**Task objective**. Repeat the listing in full, word for word.
---------- Records
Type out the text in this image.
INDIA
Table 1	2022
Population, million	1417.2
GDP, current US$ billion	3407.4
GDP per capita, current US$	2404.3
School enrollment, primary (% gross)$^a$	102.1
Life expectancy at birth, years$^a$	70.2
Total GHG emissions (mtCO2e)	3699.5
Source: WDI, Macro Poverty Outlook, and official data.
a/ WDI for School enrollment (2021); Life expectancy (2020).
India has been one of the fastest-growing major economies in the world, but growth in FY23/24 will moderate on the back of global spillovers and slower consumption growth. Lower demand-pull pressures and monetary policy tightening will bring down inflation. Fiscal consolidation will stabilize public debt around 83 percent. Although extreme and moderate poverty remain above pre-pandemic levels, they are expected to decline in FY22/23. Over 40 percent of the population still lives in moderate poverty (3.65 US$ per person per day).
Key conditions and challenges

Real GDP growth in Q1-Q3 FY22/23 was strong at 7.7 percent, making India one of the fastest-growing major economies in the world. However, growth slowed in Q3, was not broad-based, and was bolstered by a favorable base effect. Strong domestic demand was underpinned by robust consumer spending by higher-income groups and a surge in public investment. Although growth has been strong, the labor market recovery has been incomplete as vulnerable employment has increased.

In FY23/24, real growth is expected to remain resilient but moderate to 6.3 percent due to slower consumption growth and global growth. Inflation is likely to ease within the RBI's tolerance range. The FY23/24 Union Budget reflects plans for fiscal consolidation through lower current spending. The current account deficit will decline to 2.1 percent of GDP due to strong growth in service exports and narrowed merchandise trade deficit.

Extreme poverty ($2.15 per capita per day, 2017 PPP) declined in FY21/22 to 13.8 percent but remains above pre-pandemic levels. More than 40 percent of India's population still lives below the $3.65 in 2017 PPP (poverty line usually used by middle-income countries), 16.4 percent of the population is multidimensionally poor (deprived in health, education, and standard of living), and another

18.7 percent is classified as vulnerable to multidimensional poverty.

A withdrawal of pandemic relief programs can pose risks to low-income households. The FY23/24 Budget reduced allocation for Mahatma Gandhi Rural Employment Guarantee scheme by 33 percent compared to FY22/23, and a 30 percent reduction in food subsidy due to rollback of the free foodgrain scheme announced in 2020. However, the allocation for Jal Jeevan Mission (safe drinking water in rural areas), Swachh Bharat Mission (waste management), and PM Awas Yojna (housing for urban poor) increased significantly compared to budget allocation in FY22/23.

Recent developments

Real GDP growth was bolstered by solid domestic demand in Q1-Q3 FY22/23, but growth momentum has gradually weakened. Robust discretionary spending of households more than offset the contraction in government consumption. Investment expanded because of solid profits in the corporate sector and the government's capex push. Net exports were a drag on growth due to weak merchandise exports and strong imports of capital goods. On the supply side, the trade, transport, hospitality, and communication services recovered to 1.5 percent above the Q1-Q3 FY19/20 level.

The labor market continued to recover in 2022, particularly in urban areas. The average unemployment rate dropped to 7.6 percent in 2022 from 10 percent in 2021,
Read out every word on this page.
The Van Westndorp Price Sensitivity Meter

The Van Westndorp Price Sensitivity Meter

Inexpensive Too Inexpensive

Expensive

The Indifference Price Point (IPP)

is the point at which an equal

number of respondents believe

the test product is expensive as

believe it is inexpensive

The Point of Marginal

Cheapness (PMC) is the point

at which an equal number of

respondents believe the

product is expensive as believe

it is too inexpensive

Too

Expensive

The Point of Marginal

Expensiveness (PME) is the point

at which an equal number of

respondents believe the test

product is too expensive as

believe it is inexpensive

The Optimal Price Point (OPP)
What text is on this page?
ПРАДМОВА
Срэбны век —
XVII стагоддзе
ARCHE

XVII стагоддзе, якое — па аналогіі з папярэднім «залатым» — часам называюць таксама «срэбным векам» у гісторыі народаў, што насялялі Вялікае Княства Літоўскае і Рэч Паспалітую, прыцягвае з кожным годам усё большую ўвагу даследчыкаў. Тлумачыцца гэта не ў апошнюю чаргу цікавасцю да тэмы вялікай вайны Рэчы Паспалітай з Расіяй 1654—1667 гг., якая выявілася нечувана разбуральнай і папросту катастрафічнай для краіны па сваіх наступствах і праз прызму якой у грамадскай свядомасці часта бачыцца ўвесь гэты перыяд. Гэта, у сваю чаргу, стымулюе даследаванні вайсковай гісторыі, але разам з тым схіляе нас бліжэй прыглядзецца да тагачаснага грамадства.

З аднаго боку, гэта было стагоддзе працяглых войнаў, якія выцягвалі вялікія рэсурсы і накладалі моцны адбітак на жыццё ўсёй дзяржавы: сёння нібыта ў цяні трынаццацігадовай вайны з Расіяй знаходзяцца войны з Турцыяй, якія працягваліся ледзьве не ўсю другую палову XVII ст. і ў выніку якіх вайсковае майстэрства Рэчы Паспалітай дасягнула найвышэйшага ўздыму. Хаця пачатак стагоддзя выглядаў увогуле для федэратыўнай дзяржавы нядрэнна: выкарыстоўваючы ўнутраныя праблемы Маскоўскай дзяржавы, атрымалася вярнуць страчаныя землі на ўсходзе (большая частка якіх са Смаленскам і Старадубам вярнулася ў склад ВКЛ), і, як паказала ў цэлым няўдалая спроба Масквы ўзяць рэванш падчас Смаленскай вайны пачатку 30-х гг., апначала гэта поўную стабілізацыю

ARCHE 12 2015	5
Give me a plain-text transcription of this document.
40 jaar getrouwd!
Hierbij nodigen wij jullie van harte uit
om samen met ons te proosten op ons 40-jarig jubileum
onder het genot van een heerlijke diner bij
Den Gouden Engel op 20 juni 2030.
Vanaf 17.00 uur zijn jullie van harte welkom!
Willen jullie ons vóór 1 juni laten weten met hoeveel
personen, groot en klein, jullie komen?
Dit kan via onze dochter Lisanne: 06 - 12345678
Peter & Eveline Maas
--------------------
**Output**.
Type out the text in this image.
INDIA
Table 1	2022
Population, million	1417.2
GDP, current US$ billion	3407.4
GDP per capita, current US$	2404.3
School enrollment, primary (% gross)$^a$	102.1
Life expectancy at birth, years$^a$	70.2
Total GHG emissions (mtCO2e)	3699.5
Source: WDI, Macro Poverty Outlook, and official data.
a/ WDI for School enrollment (2021); Life expectancy (2020).
India has been one of the fastest-growing major economies in the world, but growth in FY23/24 will moderate on the back of global spillovers and slower consumption growth. Lower demand-pull pressures and monetary policy tightening will bring down inflation. Fiscal consolidation will stabilize public debt around 83 percent. Although extreme and moderate poverty remain above pre-pandemic levels, they are expected to decline in FY22/23. Over 40 percent of the population still lives in moderate poverty (3.65 US$ per person per day).
Key conditions and challenges

Real GDP growth in Q1-Q3 FY22/23 was strong at 7.7 percent, making India one of the fastest-growing major economies in the world. However, growth slowed in Q3, was not broad-based, and was bolstered by a favorable base effect. Strong domestic demand was underpinned by robust consumer spending by higher-income groups and a surge in public investment. Although growth has been strong, the labor market recovery has been incomplete as vulnerable employment has increased.

In FY23/24, real growth is expected to remain resilient but moderate to 6.3 percent due to slower consumption growth and global growth. Inflation is likely to ease within the RBI's tolerance range. The FY23/24 Union Budget reflects plans for fiscal consolidation through lower current spending. The current account deficit will decline to 2.1 percent of GDP due to strong growth in service exports and narrowed merchandise trade deficit.

Extreme poverty ($2.15 per capita per day, 2017 PPP) declined in FY21/22 to 13.8 percent but remains above pre-pandemic levels. More than 40 percent of India's population still lives below the $3.65 in 2017 PPP (poverty line usually used by middle-income countries), 16.4 percent of the population is multidimensionally poor (deprived in health, education, and standard of living), and another

18.7 percent is classified as vulnerable to multidimensional poverty.

A withdrawal of pandemic relief programs can pose risks to low-income households. The FY23/24 Budget reduced allocation for Mahatma Gandhi Rural Employment Guarantee scheme by 33 percent compared to FY22/23, and a 30 percent reduction in food subsidy due to rollback of the free foodgrain scheme announced in 2020. However, the allocation for Jal Jeevan Mission (safe drinking water in rural areas), Swachh Bharat Mission (waste management), and PM Awas Yojna (housing for urban poor) increased significantly compared to budget allocation in FY22/23.

Recent developments

Real GDP growth was bolstered by solid domestic demand in Q1-Q3 FY22/23, but growth momentum has gradually weakened. Robust discretionary spending of households more than offset the contraction in government consumption. Investment expanded because of solid profits in the corporate sector and the government's capex push. Net exports were a drag on growth due to weak merchandise exports and strong imports of capital goods. On the supply side, the trade, transport, hospitality, and communication services recovered to 1.5 percent above the Q1-Q3 FY19/20 level.

The labor market continued to recover in 2022, particularly in urban areas. The average unemployment rate dropped to 7.6 percent in 2022 from 10 percent in 2021,
Read out every word on this page.
The Van Westndorp Price Sensitivity Meter

The Van Westndorp Price Sensitivity Meter

Inexpensive Too Inexpensive

Expensive

The Indifference Price Point (IPP)

is the point at which an equal

number of respondents believe

the test product is expensive as

believe it is inexpensive

The Point of Marginal

Cheapness (PMC) is the point

at which an equal number of

respondents believe the

product is expensive as believe

it is too inexpensive

Too

Expensive

The Point of Marginal

Expensiveness (PME) is the point

at which an equal number of

respondents believe the test

product is too expensive as

believe it is inexpensive

The Optimal Price Point (OPP)
What text is on this page?
ПРАДМОВА
Срэбны век —
XVII стагоддзе
ARCHE

XVII стагоддзе, якое — па аналогіі з папярэднім «залатым» — часам называюць таксама «срэбным векам» у гісторыі народаў, што насялялі Вялікае Княства Літоўскае і Рэч Паспалітую, прыцягвае з кожным годам усё большую ўвагу даследчыкаў. Тлумачыцца гэта не ў апошнюю чаргу цікавасцю да тэмы вялікай вайны Рэчы Паспалітай з Расіяй 1654—1667 гг., якая выявілася нечувана разбуральнай і папросту катастрафічнай для краіны па сваіх наступствах і праз прызму якой у грамадскай свядомасці часта бачыцца ўвесь гэты перыяд. Гэта, у сваю чаргу, стымулюе даследаванні вайсковай гісторыі, але разам з тым схіляе нас бліжэй прыглядзецца да тагачаснага грамадства.

З аднаго боку, гэта было стагоддзе працяглых войнаў, якія выцягвалі вялікія рэсурсы і накладалі моцны адбітак на жыццё ўсёй дзяржавы: сёння нібыта ў цяні трынаццацігадовай вайны з Расіяй знаходзяцца войны з Турцыяй, якія працягваліся ледзьве не ўсю другую палову XVII ст. і ў выніку якіх вайсковае майстэрства Рэчы Паспалітай дасягнула найвышэйшага ўздыму. Хаця пачатак стагоддзя выглядаў увогуле для федэратыўнай дзяржавы нядрэнна: выкарыстоўваючы ўнутраныя праблемы Маскоўскай дзяржавы, атрымалася вярнуць страчаныя землі на ўсходзе (большая частка якіх са Смаленскам і Старадубам вярнулася ў склад ВКЛ), і, як паказала ў цэлым няўдалая спроба Масквы ўзяць рэванш падчас Смаленскай вайны пачатку 30-х гг., апначала гэта поўную стабілізацыю

ARCHE 12 2015	5
Give me a plain-text transcription of this document.
40 jaar getrouwd!
Hierbij nodigen wij jullie van harte uit
om samen met ons te proosten op ons 40-jarig jubileum
onder het genot van een heerlijke diner bij
Den Gouden Engel op 20 juni 2030.
Vanaf 17.00 uur zijn jullie van harte welkom!
Willen jullie ons vóór 1 juni laten weten met hoeveel
personen, groot en klein, jullie komen?
Dit kan via onze dochter Lisanne: 06 - 12345678
Peter & Eveline Maas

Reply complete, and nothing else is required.